- Task description
Look through the data for the string "Your". Copy every line where it is found.

Data extracted from a collection
— Begin —

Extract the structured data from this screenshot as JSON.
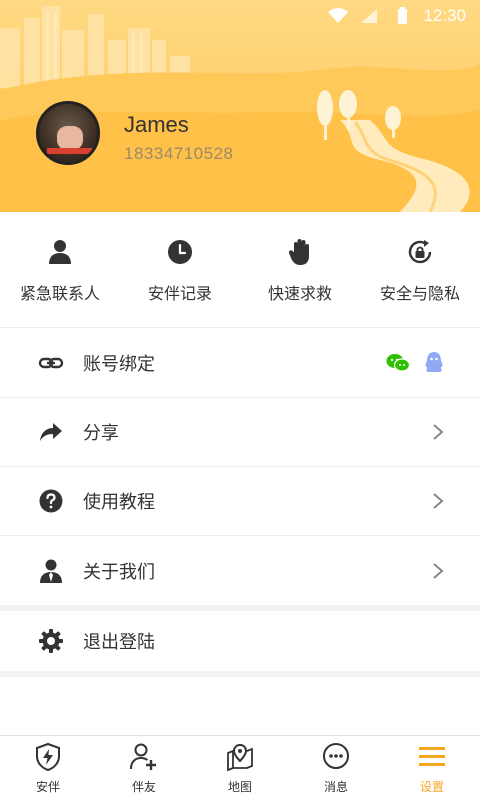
{
  "status_bar": {
    "time": "12:30"
  },
  "profile": {
    "name": "James",
    "phone": "18334710528"
  },
  "quick_actions": [
    {
      "label": "紧急联系人",
      "icon": "person-icon"
    },
    {
      "label": "安伴记录",
      "icon": "clock-icon"
    },
    {
      "label": "快速求救",
      "icon": "hand-icon"
    },
    {
      "label": "安全与隐私",
      "icon": "lock-refresh-icon"
    }
  ],
  "menu": {
    "account_binding": "账号绑定",
    "share": "分享",
    "tutorial": "使用教程",
    "about": "关于我们",
    "logout": "退出登陆"
  },
  "tabs": [
    {
      "label": "安伴",
      "icon": "shield-bolt-icon"
    },
    {
      "label": "伴友",
      "icon": "add-friend-icon"
    },
    {
      "label": "地图",
      "icon": "map-pin-icon"
    },
    {
      "label": "消息",
      "icon": "chat-bubble-icon"
    },
    {
      "label": "设置",
      "icon": "menu-icon",
      "active": true
    }
  ],
  "colors": {
    "accent": "#f5a623",
    "header": "#ffcf6a",
    "wechat": "#2dc100",
    "qq": "#8fa9f5"
  }
}
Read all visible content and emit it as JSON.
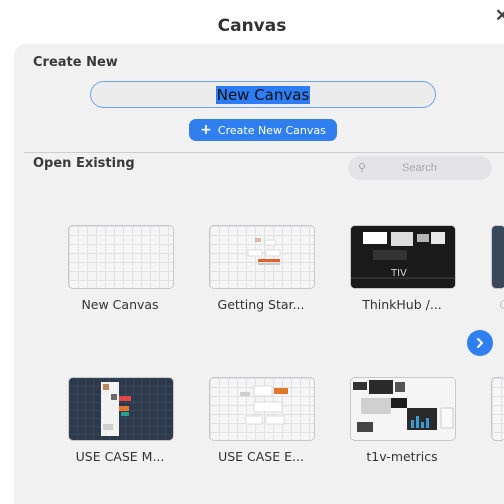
{
  "window": {
    "title": "Canvas",
    "close_label": "✕"
  },
  "create_new": {
    "label": "Create New",
    "name_value": "New Canvas",
    "button_label": "Create New Canvas",
    "button_plus": "+"
  },
  "open_existing": {
    "label": "Open Existing",
    "search_placeholder": "Search",
    "search_icon": "⚲",
    "row1": [
      {
        "caption": "New Canvas",
        "icon": "blank-canvas"
      },
      {
        "caption": "Getting Star...",
        "icon": "getting-started-canvas"
      },
      {
        "caption": "ThinkHub /...",
        "icon": "thinkhub-canvas"
      },
      {
        "caption": "C"
      }
    ],
    "row2": [
      {
        "caption": "USE CASE M...",
        "icon": "use-case-m-canvas"
      },
      {
        "caption": "USE CASE E...",
        "icon": "use-case-e-canvas"
      },
      {
        "caption": "t1v-metrics",
        "icon": "t1v-metrics-canvas"
      }
    ],
    "thinkhub_thumb_text": "TIV"
  },
  "colors": {
    "accent": "#2f80ee",
    "panel": "#f1f1f2"
  }
}
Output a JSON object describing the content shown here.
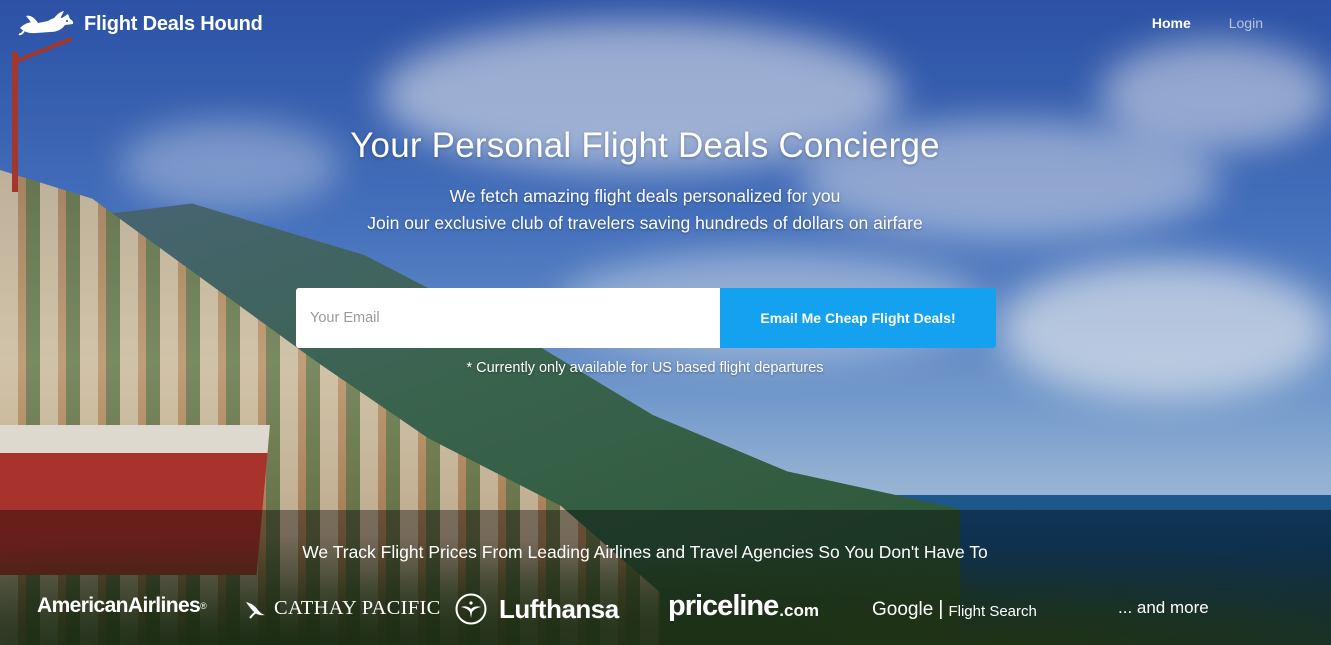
{
  "header": {
    "brand": "Flight Deals Hound",
    "logo_icon": "flying-dog-icon",
    "nav": [
      {
        "label": "Home",
        "active": true
      },
      {
        "label": "Login",
        "active": false
      }
    ]
  },
  "hero": {
    "title": "Your Personal Flight Deals Concierge",
    "subtitle_line1": "We fetch amazing flight deals personalized for you",
    "subtitle_line2": "Join our exclusive club of travelers saving hundreds of dollars on airfare",
    "signup": {
      "email_placeholder": "Your Email",
      "email_value": "",
      "button_label": "Email Me Cheap Flight Deals!"
    },
    "note": "* Currently only available for US based flight departures"
  },
  "partners": {
    "heading": "We Track Flight Prices From Leading Airlines and Travel Agencies So You Don't Have To",
    "items": [
      {
        "name": "AmericanAirlines",
        "mark": "®"
      },
      {
        "name": "CATHAY PACIFIC",
        "icon": "cathay-brushwing-icon"
      },
      {
        "name": "Lufthansa",
        "icon": "lufthansa-crane-icon"
      },
      {
        "name": "priceline",
        "suffix": ".com"
      },
      {
        "name": "Google",
        "separator": "|",
        "suffix": "Flight Search"
      }
    ],
    "more": "... and more"
  },
  "colors": {
    "cta": "#13a1f0",
    "text": "#ffffff",
    "input_bg": "#ffffff"
  }
}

— End —

- Result of this exercise
    "title": "Your Personal Flight Deals Concierge",
      "email_placeholder": "Your Email",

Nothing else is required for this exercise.